▸ Aim: Produce a verbatim copy of the entries listed below.
START Dataset records
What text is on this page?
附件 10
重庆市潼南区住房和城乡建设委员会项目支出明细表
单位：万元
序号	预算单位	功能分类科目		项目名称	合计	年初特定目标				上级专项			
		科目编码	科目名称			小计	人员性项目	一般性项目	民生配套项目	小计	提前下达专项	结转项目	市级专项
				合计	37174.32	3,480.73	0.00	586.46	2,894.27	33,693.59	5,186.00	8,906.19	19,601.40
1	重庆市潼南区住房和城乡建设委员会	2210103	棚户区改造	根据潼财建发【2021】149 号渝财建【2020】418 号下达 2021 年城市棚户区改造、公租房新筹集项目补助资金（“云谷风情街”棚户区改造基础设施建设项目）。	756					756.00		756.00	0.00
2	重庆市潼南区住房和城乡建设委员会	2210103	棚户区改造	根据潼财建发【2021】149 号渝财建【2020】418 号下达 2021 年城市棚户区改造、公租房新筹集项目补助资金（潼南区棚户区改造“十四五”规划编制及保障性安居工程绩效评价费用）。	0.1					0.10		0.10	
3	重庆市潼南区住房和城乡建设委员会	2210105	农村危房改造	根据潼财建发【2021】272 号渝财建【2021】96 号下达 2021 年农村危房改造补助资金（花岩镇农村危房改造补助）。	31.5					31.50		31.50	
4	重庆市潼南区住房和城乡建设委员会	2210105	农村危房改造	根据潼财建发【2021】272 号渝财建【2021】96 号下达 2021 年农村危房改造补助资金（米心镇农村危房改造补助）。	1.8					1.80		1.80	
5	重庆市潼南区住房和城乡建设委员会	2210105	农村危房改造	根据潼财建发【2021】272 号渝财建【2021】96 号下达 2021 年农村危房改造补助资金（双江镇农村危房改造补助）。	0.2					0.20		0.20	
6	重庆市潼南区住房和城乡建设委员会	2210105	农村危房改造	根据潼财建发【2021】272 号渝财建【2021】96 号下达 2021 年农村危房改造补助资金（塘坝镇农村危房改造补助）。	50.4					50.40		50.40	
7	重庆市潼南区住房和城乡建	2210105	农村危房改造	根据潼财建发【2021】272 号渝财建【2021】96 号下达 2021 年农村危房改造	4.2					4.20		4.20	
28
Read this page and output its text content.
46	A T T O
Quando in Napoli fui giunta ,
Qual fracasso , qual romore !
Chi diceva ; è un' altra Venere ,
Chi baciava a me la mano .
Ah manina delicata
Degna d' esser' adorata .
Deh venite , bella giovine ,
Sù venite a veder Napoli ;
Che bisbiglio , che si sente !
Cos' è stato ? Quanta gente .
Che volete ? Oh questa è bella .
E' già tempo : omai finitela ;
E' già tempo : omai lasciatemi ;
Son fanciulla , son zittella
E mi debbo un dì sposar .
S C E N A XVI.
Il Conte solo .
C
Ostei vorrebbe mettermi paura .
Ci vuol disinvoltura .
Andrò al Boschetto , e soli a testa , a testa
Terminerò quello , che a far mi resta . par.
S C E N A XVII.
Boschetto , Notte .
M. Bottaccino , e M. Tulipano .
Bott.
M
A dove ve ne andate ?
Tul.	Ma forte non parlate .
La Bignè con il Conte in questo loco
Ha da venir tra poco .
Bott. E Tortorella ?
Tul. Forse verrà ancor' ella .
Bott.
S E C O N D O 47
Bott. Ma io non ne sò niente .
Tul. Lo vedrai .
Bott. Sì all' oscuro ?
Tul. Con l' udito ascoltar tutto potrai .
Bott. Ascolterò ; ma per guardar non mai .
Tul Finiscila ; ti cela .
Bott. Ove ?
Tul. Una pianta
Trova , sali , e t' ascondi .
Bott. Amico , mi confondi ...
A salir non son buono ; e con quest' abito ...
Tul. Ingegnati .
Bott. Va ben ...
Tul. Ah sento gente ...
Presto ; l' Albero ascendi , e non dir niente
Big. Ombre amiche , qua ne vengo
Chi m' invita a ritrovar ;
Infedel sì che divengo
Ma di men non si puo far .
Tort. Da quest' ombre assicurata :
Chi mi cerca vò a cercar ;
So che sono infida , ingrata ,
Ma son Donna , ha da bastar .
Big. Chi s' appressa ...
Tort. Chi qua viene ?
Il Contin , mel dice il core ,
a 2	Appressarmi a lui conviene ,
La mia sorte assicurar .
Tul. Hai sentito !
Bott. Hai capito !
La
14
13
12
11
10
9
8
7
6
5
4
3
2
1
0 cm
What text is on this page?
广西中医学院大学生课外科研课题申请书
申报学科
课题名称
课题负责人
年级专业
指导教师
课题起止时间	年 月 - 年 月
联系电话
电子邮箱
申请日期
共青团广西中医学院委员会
END Dataset records
▸ Solved problem:
What text is on this page?
附件 10
重庆市潼南区住房和城乡建设委员会项目支出明细表
单位：万元
序号	预算单位	功能分类科目		项目名称	合计	年初特定目标				上级专项			
		科目编码	科目名称			小计	人员性项目	一般性项目	民生配套项目	小计	提前下达专项	结转项目	市级专项
				合计	37174.32	3,480.73	0.00	586.46	2,894.27	33,693.59	5,186.00	8,906.19	19,601.40
1	重庆市潼南区住房和城乡建设委员会	2210103	棚户区改造	根据潼财建发【2021】149 号渝财建【2020】418 号下达 2021 年城市棚户区改造、公租房新筹集项目补助资金（“云谷风情街”棚户区改造基础设施建设项目）。	756					756.00		756.00	0.00
2	重庆市潼南区住房和城乡建设委员会	2210103	棚户区改造	根据潼财建发【2021】149 号渝财建【2020】418 号下达 2021 年城市棚户区改造、公租房新筹集项目补助资金（潼南区棚户区改造“十四五”规划编制及保障性安居工程绩效评价费用）。	0.1					0.10		0.10	
3	重庆市潼南区住房和城乡建设委员会	2210105	农村危房改造	根据潼财建发【2021】272 号渝财建【2021】96 号下达 2021 年农村危房改造补助资金（花岩镇农村危房改造补助）。	31.5					31.50		31.50	
4	重庆市潼南区住房和城乡建设委员会	2210105	农村危房改造	根据潼财建发【2021】272 号渝财建【2021】96 号下达 2021 年农村危房改造补助资金（米心镇农村危房改造补助）。	1.8					1.80		1.80	
5	重庆市潼南区住房和城乡建设委员会	2210105	农村危房改造	根据潼财建发【2021】272 号渝财建【2021】96 号下达 2021 年农村危房改造补助资金（双江镇农村危房改造补助）。	0.2					0.20		0.20	
6	重庆市潼南区住房和城乡建设委员会	2210105	农村危房改造	根据潼财建发【2021】272 号渝财建【2021】96 号下达 2021 年农村危房改造补助资金（塘坝镇农村危房改造补助）。	50.4					50.40		50.40	
7	重庆市潼南区住房和城乡建	2210105	农村危房改造	根据潼财建发【2021】272 号渝财建【2021】96 号下达 2021 年农村危房改造	4.2					4.20		4.20	
28
Read this page and output its text content.
46	A T T O
Quando in Napoli fui giunta ,
Qual fracasso , qual romore !
Chi diceva ; è un' altra Venere ,
Chi baciava a me la mano .
Ah manina delicata
Degna d' esser' adorata .
Deh venite , bella giovine ,
Sù venite a veder Napoli ;
Che bisbiglio , che si sente !
Cos' è stato ? Quanta gente .
Che volete ? Oh questa è bella .
E' già tempo : omai finitela ;
E' già tempo : omai lasciatemi ;
Son fanciulla , son zittella
E mi debbo un dì sposar .
S C E N A XVI.
Il Conte solo .
C
Ostei vorrebbe mettermi paura .
Ci vuol disinvoltura .
Andrò al Boschetto , e soli a testa , a testa
Terminerò quello , che a far mi resta . par.
S C E N A XVII.
Boschetto , Notte .
M. Bottaccino , e M. Tulipano .
Bott.
M
A dove ve ne andate ?
Tul.	Ma forte non parlate .
La Bignè con il Conte in questo loco
Ha da venir tra poco .
Bott. E Tortorella ?
Tul. Forse verrà ancor' ella .
Bott.
S E C O N D O 47
Bott. Ma io non ne sò niente .
Tul. Lo vedrai .
Bott. Sì all' oscuro ?
Tul. Con l' udito ascoltar tutto potrai .
Bott. Ascolterò ; ma per guardar non mai .
Tul Finiscila ; ti cela .
Bott. Ove ?
Tul. Una pianta
Trova , sali , e t' ascondi .
Bott. Amico , mi confondi ...
A salir non son buono ; e con quest' abito ...
Tul. Ingegnati .
Bott. Va ben ...
Tul. Ah sento gente ...
Presto ; l' Albero ascendi , e non dir niente
Big. Ombre amiche , qua ne vengo
Chi m' invita a ritrovar ;
Infedel sì che divengo
Ma di men non si puo far .
Tort. Da quest' ombre assicurata :
Chi mi cerca vò a cercar ;
So che sono infida , ingrata ,
Ma son Donna , ha da bastar .
Big. Chi s' appressa ...
Tort. Chi qua viene ?
Il Contin , mel dice il core ,
a 2	Appressarmi a lui conviene ,
La mia sorte assicurar .
Tul. Hai sentito !
Bott. Hai capito !
La
14
13
12
11
10
9
8
7
6
5
4
3
2
1
0 cm
What text is on this page?
广西中医学院大学生课外科研课题申请书
申报学科
课题名称
课题负责人
年级专业
指导教师
课题起止时间	年 月 - 年 月
联系电话
电子邮箱
申请日期
共青团广西中医学院委员会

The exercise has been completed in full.